## Task details
Collect all lines from the records below that include the word "Consumer".

==== Extracted entries ====

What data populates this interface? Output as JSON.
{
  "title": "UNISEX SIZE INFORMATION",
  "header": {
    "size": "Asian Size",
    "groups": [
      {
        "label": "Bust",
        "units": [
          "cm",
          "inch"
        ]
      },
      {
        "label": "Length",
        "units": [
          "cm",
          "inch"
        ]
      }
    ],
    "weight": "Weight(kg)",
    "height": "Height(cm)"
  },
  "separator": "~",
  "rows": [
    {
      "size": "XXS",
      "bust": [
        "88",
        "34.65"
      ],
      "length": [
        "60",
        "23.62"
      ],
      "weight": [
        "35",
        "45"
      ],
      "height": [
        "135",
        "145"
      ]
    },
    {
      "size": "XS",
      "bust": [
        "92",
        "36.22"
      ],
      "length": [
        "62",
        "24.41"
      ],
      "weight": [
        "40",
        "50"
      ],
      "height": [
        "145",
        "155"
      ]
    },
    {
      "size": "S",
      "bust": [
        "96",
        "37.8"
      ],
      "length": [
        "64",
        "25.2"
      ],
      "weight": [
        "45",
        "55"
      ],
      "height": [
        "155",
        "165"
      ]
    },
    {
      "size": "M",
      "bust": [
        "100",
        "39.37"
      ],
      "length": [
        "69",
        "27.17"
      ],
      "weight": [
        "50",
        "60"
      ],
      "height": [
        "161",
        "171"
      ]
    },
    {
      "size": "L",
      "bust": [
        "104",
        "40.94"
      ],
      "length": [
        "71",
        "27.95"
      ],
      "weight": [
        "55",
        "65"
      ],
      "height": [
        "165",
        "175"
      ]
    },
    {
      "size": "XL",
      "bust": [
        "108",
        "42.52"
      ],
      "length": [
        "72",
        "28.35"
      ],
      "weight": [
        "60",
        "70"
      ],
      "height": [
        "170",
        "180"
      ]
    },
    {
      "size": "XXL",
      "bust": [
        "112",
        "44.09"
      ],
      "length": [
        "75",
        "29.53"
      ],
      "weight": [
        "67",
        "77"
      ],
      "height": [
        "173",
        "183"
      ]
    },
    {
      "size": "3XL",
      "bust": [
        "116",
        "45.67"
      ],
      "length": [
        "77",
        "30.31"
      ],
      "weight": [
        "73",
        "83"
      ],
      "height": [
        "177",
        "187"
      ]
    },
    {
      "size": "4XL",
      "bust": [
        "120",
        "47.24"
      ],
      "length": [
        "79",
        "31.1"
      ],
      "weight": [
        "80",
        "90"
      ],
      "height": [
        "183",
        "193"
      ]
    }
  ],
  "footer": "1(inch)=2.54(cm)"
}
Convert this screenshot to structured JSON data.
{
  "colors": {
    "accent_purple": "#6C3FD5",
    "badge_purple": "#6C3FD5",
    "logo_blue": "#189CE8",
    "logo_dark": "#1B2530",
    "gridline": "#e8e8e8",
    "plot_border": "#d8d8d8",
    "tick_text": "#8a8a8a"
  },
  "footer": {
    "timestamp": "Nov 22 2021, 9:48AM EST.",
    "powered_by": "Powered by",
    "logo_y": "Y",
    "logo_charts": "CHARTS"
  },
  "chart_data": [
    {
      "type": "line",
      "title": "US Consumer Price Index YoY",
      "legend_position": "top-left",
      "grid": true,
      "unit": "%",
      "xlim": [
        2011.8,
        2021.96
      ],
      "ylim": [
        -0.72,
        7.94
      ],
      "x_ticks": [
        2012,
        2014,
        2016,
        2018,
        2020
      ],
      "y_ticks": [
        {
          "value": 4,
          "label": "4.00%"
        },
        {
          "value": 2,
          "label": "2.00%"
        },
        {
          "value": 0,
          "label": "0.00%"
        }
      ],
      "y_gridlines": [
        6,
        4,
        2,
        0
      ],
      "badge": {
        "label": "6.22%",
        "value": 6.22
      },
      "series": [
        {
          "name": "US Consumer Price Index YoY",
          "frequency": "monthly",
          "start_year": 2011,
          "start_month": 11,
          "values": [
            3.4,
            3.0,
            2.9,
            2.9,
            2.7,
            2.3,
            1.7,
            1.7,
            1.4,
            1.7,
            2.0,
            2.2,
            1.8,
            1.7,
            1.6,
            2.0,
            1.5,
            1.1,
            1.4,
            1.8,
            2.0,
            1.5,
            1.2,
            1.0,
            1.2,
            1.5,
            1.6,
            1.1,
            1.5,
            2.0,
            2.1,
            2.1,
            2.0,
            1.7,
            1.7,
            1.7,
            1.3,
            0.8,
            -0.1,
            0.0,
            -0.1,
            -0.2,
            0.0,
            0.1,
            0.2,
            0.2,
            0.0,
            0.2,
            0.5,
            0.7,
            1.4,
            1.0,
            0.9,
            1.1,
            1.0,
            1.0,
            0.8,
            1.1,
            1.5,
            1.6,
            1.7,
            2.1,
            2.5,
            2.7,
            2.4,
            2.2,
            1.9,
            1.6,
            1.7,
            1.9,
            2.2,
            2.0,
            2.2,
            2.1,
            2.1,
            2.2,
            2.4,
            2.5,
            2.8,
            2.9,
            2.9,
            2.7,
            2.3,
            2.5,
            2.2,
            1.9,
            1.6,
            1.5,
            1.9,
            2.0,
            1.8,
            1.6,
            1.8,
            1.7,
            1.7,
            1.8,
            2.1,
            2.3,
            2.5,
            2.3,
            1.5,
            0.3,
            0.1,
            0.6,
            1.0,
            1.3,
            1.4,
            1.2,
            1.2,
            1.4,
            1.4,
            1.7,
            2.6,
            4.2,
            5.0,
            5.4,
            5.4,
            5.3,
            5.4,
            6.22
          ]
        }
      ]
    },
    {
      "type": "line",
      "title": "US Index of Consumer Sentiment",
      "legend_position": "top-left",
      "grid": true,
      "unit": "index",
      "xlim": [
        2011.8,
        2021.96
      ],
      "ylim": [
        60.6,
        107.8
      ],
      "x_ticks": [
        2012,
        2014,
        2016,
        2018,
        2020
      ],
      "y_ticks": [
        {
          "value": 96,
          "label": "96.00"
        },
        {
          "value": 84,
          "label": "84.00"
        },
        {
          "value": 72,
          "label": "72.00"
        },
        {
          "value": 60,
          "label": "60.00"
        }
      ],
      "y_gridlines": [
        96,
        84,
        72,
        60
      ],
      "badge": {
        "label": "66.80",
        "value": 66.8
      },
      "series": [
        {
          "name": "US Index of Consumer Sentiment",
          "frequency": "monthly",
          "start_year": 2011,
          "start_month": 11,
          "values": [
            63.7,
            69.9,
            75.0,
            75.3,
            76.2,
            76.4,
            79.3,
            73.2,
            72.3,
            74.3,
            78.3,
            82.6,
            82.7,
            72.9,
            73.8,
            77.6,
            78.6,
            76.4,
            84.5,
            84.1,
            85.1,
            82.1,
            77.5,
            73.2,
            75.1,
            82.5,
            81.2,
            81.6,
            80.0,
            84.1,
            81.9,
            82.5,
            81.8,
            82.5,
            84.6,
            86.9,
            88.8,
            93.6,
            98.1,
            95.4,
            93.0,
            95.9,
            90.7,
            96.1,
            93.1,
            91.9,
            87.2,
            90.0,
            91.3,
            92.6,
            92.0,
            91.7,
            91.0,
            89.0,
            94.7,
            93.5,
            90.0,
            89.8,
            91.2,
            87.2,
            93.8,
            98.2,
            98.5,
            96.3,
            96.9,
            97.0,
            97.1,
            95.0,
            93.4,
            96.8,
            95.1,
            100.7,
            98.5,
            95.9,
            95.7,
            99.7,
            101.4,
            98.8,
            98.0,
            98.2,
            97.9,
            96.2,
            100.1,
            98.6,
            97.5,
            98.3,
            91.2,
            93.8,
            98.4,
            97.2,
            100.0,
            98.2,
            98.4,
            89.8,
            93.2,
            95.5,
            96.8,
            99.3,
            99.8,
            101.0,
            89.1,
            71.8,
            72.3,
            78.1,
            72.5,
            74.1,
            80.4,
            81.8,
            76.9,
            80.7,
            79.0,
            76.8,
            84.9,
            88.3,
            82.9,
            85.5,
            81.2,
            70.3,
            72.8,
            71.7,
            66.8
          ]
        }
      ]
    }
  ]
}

====

## Finished exercise
      "title": "US Consumer Price Index YoY",
          "name": "US Consumer Price Index YoY",
      "title": "US Index of Consumer Sentiment",
          "name": "US Index of Consumer Sentiment",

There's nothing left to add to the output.